# WHAT THE TASK ASKS
Copy each line that has the string "rated" somewhere in it.
* Begin TASK MATERIAL *
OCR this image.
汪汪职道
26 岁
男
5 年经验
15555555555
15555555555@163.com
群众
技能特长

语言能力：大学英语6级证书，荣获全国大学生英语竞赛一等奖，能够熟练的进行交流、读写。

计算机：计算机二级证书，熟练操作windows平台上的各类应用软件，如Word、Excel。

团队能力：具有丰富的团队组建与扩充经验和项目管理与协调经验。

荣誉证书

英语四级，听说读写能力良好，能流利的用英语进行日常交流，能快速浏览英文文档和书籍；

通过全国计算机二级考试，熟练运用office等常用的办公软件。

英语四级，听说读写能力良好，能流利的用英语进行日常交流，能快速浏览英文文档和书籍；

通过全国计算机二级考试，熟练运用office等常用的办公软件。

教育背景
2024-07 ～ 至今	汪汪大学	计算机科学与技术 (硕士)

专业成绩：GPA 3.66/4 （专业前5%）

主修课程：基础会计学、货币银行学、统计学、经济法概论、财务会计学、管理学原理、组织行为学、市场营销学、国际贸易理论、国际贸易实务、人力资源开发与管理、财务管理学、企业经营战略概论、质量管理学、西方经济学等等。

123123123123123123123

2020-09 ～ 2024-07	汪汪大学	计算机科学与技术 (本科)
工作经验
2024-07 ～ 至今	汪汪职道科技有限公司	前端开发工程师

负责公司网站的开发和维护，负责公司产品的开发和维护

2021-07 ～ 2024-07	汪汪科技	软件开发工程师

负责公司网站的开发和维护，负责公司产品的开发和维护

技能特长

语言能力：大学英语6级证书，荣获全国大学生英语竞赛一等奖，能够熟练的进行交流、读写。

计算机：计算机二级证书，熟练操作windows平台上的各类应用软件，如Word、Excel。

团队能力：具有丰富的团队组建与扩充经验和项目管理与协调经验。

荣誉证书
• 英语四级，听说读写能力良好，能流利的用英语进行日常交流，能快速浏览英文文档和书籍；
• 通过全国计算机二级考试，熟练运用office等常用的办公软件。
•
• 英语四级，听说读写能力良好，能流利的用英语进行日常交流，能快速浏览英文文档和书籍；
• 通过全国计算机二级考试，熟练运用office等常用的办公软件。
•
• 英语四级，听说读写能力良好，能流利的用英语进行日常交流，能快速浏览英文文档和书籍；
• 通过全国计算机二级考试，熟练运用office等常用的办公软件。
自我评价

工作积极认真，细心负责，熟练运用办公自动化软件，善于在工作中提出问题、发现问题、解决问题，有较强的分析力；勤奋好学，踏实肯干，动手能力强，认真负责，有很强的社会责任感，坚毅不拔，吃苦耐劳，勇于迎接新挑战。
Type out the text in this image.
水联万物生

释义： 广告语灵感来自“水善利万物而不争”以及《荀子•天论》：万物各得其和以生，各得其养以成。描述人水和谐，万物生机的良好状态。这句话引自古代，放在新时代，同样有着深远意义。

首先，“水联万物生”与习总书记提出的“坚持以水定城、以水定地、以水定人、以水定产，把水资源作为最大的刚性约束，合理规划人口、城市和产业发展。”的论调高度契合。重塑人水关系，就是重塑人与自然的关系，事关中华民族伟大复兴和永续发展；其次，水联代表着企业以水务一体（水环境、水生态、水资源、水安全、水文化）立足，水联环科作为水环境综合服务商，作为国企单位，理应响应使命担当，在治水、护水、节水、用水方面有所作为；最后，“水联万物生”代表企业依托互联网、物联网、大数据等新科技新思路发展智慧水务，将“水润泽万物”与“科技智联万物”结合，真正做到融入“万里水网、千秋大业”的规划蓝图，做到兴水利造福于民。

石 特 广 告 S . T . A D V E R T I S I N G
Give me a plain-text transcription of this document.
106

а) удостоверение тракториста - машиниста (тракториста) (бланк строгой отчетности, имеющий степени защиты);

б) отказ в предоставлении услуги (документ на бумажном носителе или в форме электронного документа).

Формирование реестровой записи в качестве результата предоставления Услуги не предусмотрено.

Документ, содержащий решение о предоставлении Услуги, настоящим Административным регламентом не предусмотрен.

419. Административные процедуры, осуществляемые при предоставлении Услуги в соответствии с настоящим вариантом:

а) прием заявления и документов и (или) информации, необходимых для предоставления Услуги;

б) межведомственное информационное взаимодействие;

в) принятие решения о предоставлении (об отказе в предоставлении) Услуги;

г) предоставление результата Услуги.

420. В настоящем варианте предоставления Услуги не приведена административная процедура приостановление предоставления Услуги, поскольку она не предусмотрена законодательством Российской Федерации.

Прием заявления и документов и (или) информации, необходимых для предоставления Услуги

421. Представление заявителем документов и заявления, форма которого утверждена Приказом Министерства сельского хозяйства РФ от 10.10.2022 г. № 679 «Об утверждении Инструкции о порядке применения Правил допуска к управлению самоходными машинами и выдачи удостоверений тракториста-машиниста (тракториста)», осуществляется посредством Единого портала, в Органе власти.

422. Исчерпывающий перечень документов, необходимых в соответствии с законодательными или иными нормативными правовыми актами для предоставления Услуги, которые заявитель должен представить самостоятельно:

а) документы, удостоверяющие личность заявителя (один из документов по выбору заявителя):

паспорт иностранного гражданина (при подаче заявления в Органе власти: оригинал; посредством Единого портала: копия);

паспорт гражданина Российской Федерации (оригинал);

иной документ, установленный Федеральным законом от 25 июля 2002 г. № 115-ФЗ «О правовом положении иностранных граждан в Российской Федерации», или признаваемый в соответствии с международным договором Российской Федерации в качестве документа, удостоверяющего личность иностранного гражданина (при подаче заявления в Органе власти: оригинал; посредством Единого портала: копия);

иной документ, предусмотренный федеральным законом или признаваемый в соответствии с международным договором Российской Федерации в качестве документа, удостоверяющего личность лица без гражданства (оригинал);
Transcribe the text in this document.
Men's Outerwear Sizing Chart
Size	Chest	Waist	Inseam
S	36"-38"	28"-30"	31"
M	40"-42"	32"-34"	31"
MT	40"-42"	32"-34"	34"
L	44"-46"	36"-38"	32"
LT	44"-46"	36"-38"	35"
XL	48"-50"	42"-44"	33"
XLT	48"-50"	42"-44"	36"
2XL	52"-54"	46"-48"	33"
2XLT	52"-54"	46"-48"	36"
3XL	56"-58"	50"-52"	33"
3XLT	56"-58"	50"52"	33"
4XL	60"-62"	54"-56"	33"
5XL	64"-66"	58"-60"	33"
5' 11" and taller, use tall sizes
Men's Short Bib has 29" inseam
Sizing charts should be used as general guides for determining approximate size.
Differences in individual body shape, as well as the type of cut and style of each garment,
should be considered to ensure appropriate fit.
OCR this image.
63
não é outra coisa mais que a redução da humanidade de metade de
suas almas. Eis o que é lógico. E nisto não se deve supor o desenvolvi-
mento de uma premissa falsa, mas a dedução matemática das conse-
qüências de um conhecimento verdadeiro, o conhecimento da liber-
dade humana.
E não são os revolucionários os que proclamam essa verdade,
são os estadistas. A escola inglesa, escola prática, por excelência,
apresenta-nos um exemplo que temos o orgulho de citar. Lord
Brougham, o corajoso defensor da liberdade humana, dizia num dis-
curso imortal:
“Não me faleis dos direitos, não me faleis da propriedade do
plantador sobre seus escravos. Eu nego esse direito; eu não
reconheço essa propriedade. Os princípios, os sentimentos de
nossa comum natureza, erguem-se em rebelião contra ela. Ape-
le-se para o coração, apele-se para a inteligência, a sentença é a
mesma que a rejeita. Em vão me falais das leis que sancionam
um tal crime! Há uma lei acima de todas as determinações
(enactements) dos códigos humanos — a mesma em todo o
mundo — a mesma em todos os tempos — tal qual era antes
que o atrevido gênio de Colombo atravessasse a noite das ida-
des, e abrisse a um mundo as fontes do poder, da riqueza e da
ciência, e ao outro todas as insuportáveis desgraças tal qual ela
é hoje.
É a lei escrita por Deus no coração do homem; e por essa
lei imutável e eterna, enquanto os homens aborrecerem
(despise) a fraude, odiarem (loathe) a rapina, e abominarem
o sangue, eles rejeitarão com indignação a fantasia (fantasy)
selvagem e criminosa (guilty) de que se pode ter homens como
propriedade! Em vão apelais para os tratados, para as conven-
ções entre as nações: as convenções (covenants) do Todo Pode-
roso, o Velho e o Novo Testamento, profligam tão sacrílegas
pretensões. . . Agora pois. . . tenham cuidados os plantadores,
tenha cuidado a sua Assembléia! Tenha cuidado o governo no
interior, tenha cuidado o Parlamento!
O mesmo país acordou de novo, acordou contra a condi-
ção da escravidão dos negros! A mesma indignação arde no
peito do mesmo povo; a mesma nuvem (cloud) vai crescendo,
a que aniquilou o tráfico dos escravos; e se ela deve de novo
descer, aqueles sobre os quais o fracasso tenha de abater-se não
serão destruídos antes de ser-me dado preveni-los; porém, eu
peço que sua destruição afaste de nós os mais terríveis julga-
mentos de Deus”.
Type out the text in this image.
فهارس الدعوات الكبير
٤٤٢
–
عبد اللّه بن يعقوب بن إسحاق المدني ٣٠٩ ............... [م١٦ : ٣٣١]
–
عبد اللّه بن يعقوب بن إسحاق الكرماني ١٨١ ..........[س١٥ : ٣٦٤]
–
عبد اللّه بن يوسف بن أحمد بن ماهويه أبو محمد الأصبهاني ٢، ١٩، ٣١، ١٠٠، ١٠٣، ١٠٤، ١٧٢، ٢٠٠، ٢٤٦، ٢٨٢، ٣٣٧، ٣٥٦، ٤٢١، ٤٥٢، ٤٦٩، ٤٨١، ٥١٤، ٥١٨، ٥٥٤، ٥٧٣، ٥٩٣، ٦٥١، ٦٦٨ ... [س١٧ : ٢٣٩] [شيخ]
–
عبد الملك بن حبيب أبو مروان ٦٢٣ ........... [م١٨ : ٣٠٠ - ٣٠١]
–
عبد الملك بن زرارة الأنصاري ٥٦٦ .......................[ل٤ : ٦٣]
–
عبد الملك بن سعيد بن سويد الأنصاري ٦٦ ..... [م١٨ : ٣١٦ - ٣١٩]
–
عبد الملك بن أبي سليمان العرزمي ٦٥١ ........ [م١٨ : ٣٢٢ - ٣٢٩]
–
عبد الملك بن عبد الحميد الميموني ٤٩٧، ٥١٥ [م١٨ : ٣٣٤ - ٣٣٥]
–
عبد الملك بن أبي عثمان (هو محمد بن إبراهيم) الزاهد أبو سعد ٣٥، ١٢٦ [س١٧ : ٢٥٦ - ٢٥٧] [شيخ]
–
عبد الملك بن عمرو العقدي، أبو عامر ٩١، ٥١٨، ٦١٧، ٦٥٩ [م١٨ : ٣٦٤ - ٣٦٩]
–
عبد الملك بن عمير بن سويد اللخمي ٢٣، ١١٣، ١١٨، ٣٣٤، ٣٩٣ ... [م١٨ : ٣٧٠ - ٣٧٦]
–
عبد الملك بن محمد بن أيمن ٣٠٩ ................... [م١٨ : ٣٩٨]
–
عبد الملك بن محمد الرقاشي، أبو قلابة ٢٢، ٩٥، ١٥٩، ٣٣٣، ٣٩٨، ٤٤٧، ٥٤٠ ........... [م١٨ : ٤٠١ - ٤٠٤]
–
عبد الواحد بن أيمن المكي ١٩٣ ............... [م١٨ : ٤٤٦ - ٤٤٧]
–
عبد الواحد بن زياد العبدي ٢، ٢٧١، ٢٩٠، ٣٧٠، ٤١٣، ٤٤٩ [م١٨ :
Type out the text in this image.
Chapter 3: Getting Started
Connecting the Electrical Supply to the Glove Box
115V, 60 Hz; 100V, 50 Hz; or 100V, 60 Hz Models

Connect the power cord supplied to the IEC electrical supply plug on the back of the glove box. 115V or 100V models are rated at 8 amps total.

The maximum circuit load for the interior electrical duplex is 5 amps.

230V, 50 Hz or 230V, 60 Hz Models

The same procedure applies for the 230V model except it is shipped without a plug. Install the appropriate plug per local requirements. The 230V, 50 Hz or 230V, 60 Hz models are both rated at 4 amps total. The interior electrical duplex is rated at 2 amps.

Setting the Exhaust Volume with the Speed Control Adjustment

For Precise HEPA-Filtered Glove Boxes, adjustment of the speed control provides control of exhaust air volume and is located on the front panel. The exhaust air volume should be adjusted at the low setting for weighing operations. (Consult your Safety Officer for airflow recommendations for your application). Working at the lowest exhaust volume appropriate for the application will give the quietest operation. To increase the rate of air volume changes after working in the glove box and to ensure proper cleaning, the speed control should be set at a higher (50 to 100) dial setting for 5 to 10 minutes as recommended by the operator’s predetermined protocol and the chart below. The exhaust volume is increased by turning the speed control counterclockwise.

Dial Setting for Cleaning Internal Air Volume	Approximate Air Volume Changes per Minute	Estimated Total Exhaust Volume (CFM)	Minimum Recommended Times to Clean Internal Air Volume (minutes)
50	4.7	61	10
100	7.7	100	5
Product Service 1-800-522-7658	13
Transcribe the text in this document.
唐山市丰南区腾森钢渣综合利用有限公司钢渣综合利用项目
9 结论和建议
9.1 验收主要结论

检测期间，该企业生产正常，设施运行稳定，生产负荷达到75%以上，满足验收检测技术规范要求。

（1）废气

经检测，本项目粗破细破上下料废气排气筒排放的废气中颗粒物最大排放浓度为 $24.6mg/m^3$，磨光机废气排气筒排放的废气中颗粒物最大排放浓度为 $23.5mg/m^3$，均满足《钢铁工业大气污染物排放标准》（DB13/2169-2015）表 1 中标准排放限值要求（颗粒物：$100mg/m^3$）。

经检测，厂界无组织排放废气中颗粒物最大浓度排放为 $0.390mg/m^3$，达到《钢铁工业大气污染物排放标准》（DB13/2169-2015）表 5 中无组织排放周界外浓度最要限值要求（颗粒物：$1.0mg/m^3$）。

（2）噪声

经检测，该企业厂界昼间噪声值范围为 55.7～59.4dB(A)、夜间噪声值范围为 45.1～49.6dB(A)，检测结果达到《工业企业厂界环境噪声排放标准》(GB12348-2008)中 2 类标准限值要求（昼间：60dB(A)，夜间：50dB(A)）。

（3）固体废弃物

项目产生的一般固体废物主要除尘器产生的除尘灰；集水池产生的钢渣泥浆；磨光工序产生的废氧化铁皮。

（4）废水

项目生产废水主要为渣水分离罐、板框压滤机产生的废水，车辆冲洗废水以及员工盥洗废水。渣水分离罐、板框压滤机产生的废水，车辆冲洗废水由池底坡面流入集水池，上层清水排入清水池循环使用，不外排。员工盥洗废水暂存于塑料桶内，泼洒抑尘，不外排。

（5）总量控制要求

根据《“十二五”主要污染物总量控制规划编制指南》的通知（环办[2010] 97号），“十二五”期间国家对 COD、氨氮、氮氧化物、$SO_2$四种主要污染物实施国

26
* End TASK MATERIAL *
# THE SOLUTION
Connect the power cord supplied to the IEC electrical supply plug on the back of the glove box. 115V or 100V models are rated at 8 amps total.
The same procedure applies for the 230V model except it is shipped without a plug. Install the appropriate plug per local requirements. The 230V, 50 Hz or 230V, 60 Hz models are both rated at 4 amps total. The interior electrical duplex is rated at 2 amps.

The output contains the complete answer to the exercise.